## What you are asked to do
Restate the full set of records exactly, word for word.

▼▼▼

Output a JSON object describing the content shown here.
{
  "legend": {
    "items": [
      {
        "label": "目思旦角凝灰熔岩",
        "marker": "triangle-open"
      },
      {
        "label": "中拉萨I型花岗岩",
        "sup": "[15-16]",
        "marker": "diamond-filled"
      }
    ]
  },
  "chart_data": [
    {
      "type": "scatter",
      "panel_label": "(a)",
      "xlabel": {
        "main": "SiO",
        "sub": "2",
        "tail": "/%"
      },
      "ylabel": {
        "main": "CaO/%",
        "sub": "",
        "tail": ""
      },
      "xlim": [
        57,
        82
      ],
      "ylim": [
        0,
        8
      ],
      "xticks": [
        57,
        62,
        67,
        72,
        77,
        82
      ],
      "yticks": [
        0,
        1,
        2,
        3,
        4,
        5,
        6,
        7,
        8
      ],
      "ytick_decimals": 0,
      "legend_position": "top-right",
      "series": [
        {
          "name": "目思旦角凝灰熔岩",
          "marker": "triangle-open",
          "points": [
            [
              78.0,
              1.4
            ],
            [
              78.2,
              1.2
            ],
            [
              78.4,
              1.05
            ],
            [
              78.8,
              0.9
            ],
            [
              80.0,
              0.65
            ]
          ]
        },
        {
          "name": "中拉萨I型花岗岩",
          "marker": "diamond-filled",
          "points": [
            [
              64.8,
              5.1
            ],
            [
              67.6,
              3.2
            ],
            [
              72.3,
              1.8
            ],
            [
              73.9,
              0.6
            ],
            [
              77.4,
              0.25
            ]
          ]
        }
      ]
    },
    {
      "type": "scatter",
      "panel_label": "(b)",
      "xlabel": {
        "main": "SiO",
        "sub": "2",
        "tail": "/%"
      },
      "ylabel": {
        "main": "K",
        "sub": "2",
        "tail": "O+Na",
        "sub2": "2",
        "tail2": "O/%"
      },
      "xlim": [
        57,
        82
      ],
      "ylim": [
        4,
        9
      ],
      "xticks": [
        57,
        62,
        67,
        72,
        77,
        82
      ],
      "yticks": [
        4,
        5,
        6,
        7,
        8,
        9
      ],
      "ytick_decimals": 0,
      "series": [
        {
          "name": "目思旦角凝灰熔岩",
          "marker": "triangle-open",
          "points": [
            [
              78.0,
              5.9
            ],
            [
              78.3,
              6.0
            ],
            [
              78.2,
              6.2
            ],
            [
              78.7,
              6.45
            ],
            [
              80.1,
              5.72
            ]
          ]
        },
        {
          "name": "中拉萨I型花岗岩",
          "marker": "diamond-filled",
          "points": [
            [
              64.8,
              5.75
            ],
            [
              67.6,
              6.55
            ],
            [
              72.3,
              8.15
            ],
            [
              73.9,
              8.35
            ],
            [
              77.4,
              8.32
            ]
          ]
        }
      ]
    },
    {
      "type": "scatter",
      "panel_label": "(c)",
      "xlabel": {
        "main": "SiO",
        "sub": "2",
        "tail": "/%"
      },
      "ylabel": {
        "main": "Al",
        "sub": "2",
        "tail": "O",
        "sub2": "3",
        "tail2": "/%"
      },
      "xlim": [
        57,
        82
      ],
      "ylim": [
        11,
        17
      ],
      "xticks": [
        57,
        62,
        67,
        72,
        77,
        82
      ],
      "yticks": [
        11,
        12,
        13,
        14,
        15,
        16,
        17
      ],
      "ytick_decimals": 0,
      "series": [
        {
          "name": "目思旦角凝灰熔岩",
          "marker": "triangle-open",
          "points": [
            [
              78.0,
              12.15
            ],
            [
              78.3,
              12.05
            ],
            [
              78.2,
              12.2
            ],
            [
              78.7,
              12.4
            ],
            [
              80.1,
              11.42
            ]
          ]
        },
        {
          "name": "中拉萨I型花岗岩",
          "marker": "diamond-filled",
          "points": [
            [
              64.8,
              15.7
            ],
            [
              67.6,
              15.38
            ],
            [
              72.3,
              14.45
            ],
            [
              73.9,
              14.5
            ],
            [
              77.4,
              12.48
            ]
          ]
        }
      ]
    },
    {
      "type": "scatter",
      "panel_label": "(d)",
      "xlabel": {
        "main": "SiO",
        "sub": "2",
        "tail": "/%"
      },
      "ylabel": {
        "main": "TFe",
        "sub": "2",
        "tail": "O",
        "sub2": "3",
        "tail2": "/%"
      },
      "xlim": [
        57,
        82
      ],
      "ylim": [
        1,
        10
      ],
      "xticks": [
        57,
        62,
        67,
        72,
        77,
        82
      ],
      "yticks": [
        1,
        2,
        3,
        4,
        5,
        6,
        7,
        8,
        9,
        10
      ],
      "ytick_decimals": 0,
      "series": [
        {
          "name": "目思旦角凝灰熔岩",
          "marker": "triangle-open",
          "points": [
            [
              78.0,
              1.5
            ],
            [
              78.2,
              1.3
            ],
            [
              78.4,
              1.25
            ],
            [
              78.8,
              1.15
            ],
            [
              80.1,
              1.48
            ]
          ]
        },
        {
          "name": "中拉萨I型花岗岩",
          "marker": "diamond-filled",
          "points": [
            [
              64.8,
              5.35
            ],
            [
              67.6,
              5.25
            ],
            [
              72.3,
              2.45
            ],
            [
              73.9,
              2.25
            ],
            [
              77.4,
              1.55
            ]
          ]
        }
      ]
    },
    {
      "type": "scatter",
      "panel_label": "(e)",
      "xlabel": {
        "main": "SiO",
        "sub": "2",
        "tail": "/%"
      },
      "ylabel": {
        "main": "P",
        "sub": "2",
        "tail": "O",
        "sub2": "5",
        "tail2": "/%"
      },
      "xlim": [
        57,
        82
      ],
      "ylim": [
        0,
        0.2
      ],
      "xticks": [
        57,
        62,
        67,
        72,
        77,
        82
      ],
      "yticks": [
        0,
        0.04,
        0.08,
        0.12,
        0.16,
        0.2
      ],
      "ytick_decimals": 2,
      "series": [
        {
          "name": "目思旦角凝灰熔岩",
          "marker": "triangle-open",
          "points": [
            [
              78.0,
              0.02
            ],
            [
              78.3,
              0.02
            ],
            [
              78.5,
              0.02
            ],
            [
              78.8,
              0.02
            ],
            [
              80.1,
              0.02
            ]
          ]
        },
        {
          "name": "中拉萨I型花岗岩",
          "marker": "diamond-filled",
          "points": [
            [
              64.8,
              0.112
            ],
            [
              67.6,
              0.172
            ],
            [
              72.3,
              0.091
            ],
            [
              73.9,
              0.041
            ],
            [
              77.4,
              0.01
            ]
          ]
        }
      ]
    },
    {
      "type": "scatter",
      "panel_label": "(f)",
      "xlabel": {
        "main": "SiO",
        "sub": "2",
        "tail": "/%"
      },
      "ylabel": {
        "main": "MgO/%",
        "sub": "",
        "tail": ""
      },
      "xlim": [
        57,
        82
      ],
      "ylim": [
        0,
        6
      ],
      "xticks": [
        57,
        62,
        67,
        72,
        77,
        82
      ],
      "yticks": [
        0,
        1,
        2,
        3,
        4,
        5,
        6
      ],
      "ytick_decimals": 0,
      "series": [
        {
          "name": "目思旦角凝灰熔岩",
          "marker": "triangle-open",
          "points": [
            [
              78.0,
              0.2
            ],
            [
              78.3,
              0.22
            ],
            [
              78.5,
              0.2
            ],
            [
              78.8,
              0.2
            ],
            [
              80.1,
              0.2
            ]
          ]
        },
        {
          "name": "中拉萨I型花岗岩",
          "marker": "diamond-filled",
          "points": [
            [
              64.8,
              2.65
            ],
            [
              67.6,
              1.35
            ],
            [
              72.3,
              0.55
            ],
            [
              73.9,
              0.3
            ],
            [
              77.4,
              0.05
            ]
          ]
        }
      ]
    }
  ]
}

▲▲▲

## Exercise output
Output a JSON object describing the content shown here.
{
  "legend": {
    "items": [
      {
        "label": "目思旦角凝灰熔岩",
        "marker": "triangle-open"
      },
      {
        "label": "中拉萨I型花岗岩",
        "sup": "[15-16]",
        "marker": "diamond-filled"
      }
    ]
  },
  "chart_data": [
    {
      "type": "scatter",
      "panel_label": "(a)",
      "xlabel": {
        "main": "SiO",
        "sub": "2",
        "tail": "/%"
      },
      "ylabel": {
        "main": "CaO/%",
        "sub": "",
        "tail": ""
      },
      "xlim": [
        57,
        82
      ],
      "ylim": [
        0,
        8
      ],
      "xticks": [
        57,
        62,
        67,
        72,
        77,
        82
      ],
      "yticks": [
        0,
        1,
        2,
        3,
        4,
        5,
        6,
        7,
        8
      ],
      "ytick_decimals": 0,
      "legend_position": "top-right",
      "series": [
        {
          "name": "目思旦角凝灰熔岩",
          "marker": "triangle-open",
          "points": [
            [
              78.0,
              1.4
            ],
            [
              78.2,
              1.2
            ],
            [
              78.4,
              1.05
            ],
            [
              78.8,
              0.9
            ],
            [
              80.0,
              0.65
            ]
          ]
        },
        {
          "name": "中拉萨I型花岗岩",
          "marker": "diamond-filled",
          "points": [
            [
              64.8,
              5.1
            ],
            [
              67.6,
              3.2
            ],
            [
              72.3,
              1.8
            ],
            [
              73.9,
              0.6
            ],
            [
              77.4,
              0.25
            ]
          ]
        }
      ]
    },
    {
      "type": "scatter",
      "panel_label": "(b)",
      "xlabel": {
        "main": "SiO",
        "sub": "2",
        "tail": "/%"
      },
      "ylabel": {
        "main": "K",
        "sub": "2",
        "tail": "O+Na",
        "sub2": "2",
        "tail2": "O/%"
      },
      "xlim": [
        57,
        82
      ],
      "ylim": [
        4,
        9
      ],
      "xticks": [
        57,
        62,
        67,
        72,
        77,
        82
      ],
      "yticks": [
        4,
        5,
        6,
        7,
        8,
        9
      ],
      "ytick_decimals": 0,
      "series": [
        {
          "name": "目思旦角凝灰熔岩",
          "marker": "triangle-open",
          "points": [
            [
              78.0,
              5.9
            ],
            [
              78.3,
              6.0
            ],
            [
              78.2,
              6.2
            ],
            [
              78.7,
              6.45
            ],
            [
              80.1,
              5.72
            ]
          ]
        },
        {
          "name": "中拉萨I型花岗岩",
          "marker": "diamond-filled",
          "points": [
            [
              64.8,
              5.75
            ],
            [
              67.6,
              6.55
            ],
            [
              72.3,
              8.15
            ],
            [
              73.9,
              8.35
            ],
            [
              77.4,
              8.32
            ]
          ]
        }
      ]
    },
    {
      "type": "scatter",
      "panel_label": "(c)",
      "xlabel": {
        "main": "SiO",
        "sub": "2",
        "tail": "/%"
      },
      "ylabel": {
        "main": "Al",
        "sub": "2",
        "tail": "O",
        "sub2": "3",
        "tail2": "/%"
      },
      "xlim": [
        57,
        82
      ],
      "ylim": [
        11,
        17
      ],
      "xticks": [
        57,
        62,
        67,
        72,
        77,
        82
      ],
      "yticks": [
        11,
        12,
        13,
        14,
        15,
        16,
        17
      ],
      "ytick_decimals": 0,
      "series": [
        {
          "name": "目思旦角凝灰熔岩",
          "marker": "triangle-open",
          "points": [
            [
              78.0,
              12.15
            ],
            [
              78.3,
              12.05
            ],
            [
              78.2,
              12.2
            ],
            [
              78.7,
              12.4
            ],
            [
              80.1,
              11.42
            ]
          ]
        },
        {
          "name": "中拉萨I型花岗岩",
          "marker": "diamond-filled",
          "points": [
            [
              64.8,
              15.7
            ],
            [
              67.6,
              15.38
            ],
            [
              72.3,
              14.45
            ],
            [
              73.9,
              14.5
            ],
            [
              77.4,
              12.48
            ]
          ]
        }
      ]
    },
    {
      "type": "scatter",
      "panel_label": "(d)",
      "xlabel": {
        "main": "SiO",
        "sub": "2",
        "tail": "/%"
      },
      "ylabel": {
        "main": "TFe",
        "sub": "2",
        "tail": "O",
        "sub2": "3",
        "tail2": "/%"
      },
      "xlim": [
        57,
        82
      ],
      "ylim": [
        1,
        10
      ],
      "xticks": [
        57,
        62,
        67,
        72,
        77,
        82
      ],
      "yticks": [
        1,
        2,
        3,
        4,
        5,
        6,
        7,
        8,
        9,
        10
      ],
      "ytick_decimals": 0,
      "series": [
        {
          "name": "目思旦角凝灰熔岩",
          "marker": "triangle-open",
          "points": [
            [
              78.0,
              1.5
            ],
            [
              78.2,
              1.3
            ],
            [
              78.4,
              1.25
            ],
            [
              78.8,
              1.15
            ],
            [
              80.1,
              1.48
            ]
          ]
        },
        {
          "name": "中拉萨I型花岗岩",
          "marker": "diamond-filled",
          "points": [
            [
              64.8,
              5.35
            ],
            [
              67.6,
              5.25
            ],
            [
              72.3,
              2.45
            ],
            [
              73.9,
              2.25
            ],
            [
              77.4,
              1.55
            ]
          ]
        }
      ]
    },
    {
      "type": "scatter",
      "panel_label": "(e)",
      "xlabel": {
        "main": "SiO",
        "sub": "2",
        "tail": "/%"
      },
      "ylabel": {
        "main": "P",
        "sub": "2",
        "tail": "O",
        "sub2": "5",
        "tail2": "/%"
      },
      "xlim": [
        57,
        82
      ],
      "ylim": [
        0,
        0.2
      ],
      "xticks": [
        57,
        62,
        67,
        72,
        77,
        82
      ],
      "yticks": [
        0,
        0.04,
        0.08,
        0.12,
        0.16,
        0.2
      ],
      "ytick_decimals": 2,
      "series": [
        {
          "name": "目思旦角凝灰熔岩",
          "marker": "triangle-open",
          "points": [
            [
              78.0,
              0.02
            ],
            [
              78.3,
              0.02
            ],
            [
              78.5,
              0.02
            ],
            [
              78.8,
              0.02
            ],
            [
              80.1,
              0.02
            ]
          ]
        },
        {
          "name": "中拉萨I型花岗岩",
          "marker": "diamond-filled",
          "points": [
            [
              64.8,
              0.112
            ],
            [
              67.6,
              0.172
            ],
            [
              72.3,
              0.091
            ],
            [
              73.9,
              0.041
            ],
            [
              77.4,
              0.01
            ]
          ]
        }
      ]
    },
    {
      "type": "scatter",
      "panel_label": "(f)",
      "xlabel": {
        "main": "SiO",
        "sub": "2",
        "tail": "/%"
      },
      "ylabel": {
        "main": "MgO/%",
        "sub": "",
        "tail": ""
      },
      "xlim": [
        57,
        82
      ],
      "ylim": [
        0,
        6
      ],
      "xticks": [
        57,
        62,
        67,
        72,
        77,
        82
      ],
      "yticks": [
        0,
        1,
        2,
        3,
        4,
        5,
        6
      ],
      "ytick_decimals": 0,
      "series": [
        {
          "name": "目思旦角凝灰熔岩",
          "marker": "triangle-open",
          "points": [
            [
              78.0,
              0.2
            ],
            [
              78.3,
              0.22
            ],
            [
              78.5,
              0.2
            ],
            [
              78.8,
              0.2
            ],
            [
              80.1,
              0.2
            ]
          ]
        },
        {
          "name": "中拉萨I型花岗岩",
          "marker": "diamond-filled",
          "points": [
            [
              64.8,
              2.65
            ],
            [
              67.6,
              1.35
            ],
            [
              72.3,
              0.55
            ],
            [
              73.9,
              0.3
            ],
            [
              77.4,
              0.05
            ]
          ]
        }
      ]
    }
  ]
}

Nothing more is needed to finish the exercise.